Written exercise » Give, as a bare number, the count of lines that contain the word "screenshot".

Input for this task »
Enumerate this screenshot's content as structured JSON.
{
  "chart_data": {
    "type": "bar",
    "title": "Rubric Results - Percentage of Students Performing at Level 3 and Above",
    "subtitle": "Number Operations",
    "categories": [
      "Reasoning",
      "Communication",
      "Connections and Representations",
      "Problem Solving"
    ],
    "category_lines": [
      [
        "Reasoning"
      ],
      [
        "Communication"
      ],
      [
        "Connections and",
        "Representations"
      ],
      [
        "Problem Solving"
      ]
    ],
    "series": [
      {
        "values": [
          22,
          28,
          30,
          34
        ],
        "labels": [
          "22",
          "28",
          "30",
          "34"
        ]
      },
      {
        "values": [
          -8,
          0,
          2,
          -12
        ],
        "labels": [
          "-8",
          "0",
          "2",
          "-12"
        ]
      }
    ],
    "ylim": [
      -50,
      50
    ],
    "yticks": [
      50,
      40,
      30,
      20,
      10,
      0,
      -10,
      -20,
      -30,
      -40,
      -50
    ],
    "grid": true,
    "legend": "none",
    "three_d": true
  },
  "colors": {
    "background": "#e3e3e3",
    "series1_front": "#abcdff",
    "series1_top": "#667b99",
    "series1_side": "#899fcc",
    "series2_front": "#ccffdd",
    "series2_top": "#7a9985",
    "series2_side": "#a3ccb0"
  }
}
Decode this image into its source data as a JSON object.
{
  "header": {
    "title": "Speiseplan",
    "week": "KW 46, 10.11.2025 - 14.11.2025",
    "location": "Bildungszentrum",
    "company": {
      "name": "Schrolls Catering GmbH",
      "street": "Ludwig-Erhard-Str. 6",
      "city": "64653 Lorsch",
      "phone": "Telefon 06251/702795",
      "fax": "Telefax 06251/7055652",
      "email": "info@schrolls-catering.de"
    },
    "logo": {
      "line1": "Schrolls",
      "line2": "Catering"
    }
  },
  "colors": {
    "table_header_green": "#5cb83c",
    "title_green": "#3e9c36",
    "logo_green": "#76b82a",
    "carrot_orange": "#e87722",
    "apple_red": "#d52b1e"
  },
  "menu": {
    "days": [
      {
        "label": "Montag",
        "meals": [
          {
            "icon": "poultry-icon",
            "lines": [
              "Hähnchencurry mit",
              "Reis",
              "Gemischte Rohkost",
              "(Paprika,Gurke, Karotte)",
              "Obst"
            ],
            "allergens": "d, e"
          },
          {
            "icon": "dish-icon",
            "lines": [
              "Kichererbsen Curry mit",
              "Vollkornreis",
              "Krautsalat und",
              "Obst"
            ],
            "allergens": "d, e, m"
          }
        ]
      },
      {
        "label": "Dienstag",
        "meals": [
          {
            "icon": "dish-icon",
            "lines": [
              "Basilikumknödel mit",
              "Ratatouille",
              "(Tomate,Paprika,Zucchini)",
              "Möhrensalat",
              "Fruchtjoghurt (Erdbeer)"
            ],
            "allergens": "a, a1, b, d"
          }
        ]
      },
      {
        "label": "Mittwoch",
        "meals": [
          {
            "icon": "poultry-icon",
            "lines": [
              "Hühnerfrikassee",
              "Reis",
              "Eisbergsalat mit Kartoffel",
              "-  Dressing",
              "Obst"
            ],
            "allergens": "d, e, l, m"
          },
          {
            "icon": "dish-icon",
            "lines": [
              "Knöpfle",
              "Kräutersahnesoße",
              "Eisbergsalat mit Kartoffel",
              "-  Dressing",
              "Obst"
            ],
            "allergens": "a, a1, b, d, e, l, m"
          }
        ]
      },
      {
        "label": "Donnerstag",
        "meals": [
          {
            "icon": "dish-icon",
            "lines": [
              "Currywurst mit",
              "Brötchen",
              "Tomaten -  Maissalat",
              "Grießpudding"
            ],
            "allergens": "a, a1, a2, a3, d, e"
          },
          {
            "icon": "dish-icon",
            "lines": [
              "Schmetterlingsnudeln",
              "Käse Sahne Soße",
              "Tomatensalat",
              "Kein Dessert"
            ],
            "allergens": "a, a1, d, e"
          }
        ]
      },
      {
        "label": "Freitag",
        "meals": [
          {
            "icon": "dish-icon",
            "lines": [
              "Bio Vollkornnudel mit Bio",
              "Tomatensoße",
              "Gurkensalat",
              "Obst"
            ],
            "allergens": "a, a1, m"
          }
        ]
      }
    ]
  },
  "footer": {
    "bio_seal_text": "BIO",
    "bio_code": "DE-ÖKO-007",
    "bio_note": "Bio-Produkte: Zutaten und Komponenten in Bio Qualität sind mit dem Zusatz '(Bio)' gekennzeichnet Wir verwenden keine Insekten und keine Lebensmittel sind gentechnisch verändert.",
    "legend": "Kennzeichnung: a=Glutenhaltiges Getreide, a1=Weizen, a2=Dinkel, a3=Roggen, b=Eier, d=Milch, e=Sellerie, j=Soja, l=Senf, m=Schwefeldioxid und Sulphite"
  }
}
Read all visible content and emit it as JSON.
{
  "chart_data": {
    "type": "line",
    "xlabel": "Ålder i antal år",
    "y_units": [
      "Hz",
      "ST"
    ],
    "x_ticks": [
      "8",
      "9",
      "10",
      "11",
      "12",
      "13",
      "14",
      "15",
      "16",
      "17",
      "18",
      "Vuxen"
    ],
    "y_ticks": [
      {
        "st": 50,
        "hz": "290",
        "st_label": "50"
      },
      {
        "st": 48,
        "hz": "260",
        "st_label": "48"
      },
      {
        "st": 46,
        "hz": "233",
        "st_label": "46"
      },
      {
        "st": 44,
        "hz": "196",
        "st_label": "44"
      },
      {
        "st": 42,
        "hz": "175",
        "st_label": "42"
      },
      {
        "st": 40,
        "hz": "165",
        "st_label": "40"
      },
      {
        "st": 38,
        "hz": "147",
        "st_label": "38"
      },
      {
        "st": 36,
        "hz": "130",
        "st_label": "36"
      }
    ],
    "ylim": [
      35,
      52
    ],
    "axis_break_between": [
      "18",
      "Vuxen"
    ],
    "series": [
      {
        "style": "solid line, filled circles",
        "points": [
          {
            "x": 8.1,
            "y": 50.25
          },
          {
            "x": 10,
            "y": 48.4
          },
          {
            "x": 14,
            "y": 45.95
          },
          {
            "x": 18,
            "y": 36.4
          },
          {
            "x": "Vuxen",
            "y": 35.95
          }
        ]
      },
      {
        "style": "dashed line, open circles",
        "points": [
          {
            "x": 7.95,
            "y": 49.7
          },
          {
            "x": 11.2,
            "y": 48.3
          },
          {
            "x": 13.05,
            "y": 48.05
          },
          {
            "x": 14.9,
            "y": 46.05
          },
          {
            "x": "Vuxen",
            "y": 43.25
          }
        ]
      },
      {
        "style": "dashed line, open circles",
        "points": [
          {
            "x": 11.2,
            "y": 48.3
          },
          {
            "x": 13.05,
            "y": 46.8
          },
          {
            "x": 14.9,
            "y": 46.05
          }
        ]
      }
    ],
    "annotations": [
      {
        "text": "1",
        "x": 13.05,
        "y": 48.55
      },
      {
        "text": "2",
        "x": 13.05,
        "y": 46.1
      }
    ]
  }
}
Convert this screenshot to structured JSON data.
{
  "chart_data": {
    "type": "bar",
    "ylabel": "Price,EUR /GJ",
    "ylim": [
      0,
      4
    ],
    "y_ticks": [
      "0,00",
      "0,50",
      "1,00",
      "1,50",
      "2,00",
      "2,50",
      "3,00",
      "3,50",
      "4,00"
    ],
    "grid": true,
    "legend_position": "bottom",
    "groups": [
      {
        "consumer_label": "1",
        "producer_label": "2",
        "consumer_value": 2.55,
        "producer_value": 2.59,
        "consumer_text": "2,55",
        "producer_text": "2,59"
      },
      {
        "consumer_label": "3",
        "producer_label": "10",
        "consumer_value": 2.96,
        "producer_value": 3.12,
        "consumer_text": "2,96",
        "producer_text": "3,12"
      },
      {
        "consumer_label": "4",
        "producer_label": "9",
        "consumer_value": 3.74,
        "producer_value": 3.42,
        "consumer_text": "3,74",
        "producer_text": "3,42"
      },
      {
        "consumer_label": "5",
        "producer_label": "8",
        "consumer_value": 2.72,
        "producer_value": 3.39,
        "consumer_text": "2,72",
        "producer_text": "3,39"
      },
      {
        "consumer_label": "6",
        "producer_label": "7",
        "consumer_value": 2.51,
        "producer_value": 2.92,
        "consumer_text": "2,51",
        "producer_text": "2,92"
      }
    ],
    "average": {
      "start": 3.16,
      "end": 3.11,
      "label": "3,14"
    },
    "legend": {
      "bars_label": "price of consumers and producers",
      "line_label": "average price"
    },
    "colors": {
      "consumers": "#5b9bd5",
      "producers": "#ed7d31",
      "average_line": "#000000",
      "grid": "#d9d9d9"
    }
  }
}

Completed task » 2